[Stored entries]
◇ ◇ ◇ ◇

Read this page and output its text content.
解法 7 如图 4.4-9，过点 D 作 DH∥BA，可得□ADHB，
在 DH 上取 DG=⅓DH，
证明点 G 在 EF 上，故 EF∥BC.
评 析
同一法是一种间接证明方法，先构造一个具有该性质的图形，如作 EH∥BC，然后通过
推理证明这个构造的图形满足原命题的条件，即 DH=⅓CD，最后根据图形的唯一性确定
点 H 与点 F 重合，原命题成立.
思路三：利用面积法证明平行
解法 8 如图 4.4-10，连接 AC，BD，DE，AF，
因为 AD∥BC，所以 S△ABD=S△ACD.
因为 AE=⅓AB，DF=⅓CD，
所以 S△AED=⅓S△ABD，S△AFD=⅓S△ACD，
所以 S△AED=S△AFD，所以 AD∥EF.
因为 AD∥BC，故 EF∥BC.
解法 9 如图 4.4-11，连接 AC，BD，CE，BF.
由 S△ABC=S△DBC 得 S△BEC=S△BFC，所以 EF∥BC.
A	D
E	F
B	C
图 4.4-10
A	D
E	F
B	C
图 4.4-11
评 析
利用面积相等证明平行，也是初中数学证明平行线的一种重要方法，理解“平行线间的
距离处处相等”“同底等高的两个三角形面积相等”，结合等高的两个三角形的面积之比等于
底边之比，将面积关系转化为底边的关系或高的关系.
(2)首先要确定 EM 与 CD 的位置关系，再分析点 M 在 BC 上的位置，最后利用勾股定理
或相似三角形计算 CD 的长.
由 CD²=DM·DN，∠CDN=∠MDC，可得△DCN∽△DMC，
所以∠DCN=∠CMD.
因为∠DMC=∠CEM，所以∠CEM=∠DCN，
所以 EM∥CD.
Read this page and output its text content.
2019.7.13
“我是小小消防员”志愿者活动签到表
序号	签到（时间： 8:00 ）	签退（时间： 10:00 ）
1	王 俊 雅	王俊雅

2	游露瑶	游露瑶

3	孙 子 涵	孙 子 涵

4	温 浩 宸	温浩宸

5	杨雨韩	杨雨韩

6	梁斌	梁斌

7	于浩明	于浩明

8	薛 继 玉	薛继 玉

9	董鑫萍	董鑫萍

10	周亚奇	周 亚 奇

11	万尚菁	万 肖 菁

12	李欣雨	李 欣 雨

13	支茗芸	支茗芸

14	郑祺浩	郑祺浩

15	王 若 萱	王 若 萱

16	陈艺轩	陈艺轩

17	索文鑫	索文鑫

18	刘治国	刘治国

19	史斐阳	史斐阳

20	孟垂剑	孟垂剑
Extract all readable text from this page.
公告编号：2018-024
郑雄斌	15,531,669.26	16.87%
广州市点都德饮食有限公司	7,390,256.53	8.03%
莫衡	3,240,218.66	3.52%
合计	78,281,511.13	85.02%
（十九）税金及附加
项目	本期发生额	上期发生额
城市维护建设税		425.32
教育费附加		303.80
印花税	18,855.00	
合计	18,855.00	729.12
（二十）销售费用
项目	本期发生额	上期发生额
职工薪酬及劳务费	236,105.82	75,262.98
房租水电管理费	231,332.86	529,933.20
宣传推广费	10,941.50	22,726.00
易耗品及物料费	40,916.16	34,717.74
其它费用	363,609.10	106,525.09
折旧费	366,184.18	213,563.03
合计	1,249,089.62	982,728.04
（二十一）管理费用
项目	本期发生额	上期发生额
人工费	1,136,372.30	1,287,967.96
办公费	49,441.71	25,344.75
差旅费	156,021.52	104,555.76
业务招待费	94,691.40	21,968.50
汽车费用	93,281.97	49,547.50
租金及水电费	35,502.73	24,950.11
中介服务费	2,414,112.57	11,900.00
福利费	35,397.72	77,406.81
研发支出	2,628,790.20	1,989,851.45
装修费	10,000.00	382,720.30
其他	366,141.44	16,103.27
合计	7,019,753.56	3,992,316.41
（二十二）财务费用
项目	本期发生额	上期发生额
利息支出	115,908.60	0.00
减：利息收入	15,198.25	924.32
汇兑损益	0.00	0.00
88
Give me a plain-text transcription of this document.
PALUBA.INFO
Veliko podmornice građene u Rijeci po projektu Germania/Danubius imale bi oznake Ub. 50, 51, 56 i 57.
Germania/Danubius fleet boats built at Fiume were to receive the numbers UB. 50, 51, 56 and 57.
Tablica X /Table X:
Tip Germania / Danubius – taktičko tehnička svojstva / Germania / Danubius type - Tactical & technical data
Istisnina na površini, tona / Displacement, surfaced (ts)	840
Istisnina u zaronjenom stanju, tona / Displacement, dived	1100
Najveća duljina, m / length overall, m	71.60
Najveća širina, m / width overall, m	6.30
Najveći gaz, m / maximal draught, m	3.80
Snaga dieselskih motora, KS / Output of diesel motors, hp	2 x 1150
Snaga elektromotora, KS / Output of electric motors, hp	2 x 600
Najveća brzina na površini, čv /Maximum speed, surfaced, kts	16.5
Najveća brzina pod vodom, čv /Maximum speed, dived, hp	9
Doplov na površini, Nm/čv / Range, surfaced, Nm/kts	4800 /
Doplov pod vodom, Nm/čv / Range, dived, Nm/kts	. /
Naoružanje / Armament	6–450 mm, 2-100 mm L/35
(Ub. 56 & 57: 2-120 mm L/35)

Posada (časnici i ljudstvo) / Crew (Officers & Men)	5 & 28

◇ ◇ ◇ ◇

> **TASK REQUIREMENTS**:
Lines containing the word "surfaced" must all be returned from the material above.

> **EXERCISE ANSWER**:
Istisnina na površini, tona / Displacement, surfaced (ts)	840
Najveća brzina na površini, čv /Maximum speed, surfaced, kts	16.5
Doplov na površini, Nm/čv / Range, surfaced, Nm/kts	4800 /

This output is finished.